*What to produce:* Beginning with the line that holds "Extract all readable text from this page.", set down each line of the data below through the very last, exactly as given, and nothing beyond that.
——
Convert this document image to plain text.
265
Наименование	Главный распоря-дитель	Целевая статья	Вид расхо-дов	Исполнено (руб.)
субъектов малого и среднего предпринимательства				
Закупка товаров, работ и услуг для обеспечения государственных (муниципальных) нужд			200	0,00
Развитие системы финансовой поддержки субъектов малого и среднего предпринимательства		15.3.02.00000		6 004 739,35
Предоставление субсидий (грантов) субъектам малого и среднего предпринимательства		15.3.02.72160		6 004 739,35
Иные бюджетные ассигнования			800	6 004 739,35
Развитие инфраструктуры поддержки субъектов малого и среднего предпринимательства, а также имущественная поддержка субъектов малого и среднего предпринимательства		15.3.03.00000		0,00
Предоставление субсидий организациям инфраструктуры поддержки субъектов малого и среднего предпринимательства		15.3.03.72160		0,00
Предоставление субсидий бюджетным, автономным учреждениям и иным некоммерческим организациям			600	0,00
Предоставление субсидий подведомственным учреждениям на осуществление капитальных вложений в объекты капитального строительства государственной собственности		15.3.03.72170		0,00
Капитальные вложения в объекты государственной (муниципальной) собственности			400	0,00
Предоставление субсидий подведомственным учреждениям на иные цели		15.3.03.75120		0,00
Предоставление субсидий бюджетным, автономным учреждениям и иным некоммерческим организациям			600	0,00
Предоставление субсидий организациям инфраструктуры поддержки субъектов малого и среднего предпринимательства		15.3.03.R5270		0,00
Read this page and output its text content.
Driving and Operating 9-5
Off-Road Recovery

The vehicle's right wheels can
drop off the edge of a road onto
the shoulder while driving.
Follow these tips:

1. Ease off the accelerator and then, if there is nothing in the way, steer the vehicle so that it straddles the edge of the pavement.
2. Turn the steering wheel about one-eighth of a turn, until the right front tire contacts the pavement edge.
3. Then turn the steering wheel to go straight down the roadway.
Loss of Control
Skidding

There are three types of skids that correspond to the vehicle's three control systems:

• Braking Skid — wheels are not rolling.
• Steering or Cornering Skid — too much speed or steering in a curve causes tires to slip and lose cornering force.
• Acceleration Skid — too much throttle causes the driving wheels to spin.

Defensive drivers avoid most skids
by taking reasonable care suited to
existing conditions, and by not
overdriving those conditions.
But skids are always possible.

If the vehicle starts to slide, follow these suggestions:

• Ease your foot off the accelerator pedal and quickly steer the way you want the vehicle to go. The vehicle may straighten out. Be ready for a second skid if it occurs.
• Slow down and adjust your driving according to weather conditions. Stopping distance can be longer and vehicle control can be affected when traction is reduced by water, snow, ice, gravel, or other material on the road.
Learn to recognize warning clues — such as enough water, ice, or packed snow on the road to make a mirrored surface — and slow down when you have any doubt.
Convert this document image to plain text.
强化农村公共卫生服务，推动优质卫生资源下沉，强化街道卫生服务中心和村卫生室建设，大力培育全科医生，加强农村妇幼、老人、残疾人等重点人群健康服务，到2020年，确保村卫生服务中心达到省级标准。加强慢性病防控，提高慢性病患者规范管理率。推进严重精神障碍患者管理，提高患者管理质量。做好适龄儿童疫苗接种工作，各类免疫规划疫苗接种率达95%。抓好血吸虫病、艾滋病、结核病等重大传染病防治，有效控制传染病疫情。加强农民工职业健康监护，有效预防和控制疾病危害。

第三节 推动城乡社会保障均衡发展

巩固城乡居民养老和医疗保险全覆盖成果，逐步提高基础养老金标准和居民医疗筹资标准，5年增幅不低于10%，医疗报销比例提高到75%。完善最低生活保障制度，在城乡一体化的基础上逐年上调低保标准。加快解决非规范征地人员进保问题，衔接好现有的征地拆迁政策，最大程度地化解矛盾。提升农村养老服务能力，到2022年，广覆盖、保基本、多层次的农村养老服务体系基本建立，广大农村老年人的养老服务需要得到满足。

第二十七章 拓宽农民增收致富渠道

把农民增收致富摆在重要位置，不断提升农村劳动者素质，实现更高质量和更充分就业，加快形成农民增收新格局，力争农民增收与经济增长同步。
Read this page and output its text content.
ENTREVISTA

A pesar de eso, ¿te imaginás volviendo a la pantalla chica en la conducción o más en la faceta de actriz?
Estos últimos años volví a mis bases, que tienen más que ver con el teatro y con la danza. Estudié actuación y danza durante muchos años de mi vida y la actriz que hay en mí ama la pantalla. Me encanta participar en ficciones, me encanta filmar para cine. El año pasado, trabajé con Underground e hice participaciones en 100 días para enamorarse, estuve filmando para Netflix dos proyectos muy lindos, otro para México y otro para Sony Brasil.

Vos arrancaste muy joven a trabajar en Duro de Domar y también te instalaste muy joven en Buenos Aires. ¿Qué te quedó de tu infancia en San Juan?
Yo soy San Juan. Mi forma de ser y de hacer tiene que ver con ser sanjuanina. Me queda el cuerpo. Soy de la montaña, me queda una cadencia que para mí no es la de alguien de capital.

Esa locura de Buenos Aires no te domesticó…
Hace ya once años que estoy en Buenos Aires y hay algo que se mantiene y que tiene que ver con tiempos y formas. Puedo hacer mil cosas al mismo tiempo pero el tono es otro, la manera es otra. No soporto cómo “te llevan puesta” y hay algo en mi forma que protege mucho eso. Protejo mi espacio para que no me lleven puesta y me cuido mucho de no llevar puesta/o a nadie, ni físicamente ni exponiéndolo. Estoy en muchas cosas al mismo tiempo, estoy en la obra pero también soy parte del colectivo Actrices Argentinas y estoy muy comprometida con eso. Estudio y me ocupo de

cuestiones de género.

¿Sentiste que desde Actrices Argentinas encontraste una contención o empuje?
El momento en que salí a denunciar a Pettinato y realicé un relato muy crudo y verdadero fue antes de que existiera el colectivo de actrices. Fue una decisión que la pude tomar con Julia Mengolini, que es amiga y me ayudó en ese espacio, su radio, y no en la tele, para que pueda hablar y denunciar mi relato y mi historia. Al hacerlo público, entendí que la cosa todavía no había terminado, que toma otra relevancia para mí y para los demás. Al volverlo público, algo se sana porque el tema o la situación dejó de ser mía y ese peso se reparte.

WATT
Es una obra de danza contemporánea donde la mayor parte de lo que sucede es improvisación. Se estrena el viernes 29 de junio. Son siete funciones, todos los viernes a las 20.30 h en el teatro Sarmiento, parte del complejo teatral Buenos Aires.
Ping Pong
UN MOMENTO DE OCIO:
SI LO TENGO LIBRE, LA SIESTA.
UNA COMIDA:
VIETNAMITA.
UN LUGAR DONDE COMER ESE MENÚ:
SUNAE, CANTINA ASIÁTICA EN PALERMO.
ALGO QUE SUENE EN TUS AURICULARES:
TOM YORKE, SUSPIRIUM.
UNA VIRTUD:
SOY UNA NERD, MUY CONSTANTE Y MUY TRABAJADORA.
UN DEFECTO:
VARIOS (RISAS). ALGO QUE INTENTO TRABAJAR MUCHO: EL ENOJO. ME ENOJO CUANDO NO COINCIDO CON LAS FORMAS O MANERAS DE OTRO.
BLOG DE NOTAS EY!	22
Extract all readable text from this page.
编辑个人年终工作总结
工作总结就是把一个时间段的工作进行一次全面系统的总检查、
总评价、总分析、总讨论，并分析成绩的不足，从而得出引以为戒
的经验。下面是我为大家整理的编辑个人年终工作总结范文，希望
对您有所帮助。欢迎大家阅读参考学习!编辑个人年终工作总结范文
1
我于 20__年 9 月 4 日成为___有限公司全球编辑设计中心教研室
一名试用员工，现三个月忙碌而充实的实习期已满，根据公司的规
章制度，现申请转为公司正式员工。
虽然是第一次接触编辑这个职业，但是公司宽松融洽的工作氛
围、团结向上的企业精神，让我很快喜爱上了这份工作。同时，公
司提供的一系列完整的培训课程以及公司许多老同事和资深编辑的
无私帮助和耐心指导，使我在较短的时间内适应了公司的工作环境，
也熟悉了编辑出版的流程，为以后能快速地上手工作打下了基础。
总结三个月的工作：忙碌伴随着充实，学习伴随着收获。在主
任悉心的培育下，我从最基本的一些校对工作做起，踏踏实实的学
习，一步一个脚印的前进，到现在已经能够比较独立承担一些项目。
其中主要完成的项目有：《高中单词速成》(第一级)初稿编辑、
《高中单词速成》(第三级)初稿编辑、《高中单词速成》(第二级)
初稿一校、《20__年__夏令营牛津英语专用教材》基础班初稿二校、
——
*Problem solution:*
Extract all readable text from this page.
编辑个人年终工作总结
工作总结就是把一个时间段的工作进行一次全面系统的总检查、
总评价、总分析、总讨论，并分析成绩的不足，从而得出引以为戒
的经验。下面是我为大家整理的编辑个人年终工作总结范文，希望
对您有所帮助。欢迎大家阅读参考学习!编辑个人年终工作总结范文
1
我于 20__年 9 月 4 日成为___有限公司全球编辑设计中心教研室
一名试用员工，现三个月忙碌而充实的实习期已满，根据公司的规
章制度，现申请转为公司正式员工。
虽然是第一次接触编辑这个职业，但是公司宽松融洽的工作氛
围、团结向上的企业精神，让我很快喜爱上了这份工作。同时，公
司提供的一系列完整的培训课程以及公司许多老同事和资深编辑的
无私帮助和耐心指导，使我在较短的时间内适应了公司的工作环境，
也熟悉了编辑出版的流程，为以后能快速地上手工作打下了基础。
总结三个月的工作：忙碌伴随着充实，学习伴随着收获。在主
任悉心的培育下，我从最基本的一些校对工作做起，踏踏实实的学
习，一步一个脚印的前进，到现在已经能够比较独立承担一些项目。
其中主要完成的项目有：《高中单词速成》(第一级)初稿编辑、
《高中单词速成》(第三级)初稿编辑、《高中单词速成》(第二级)
初稿一校、《20__年__夏令营牛津英语专用教材》基础班初稿二校、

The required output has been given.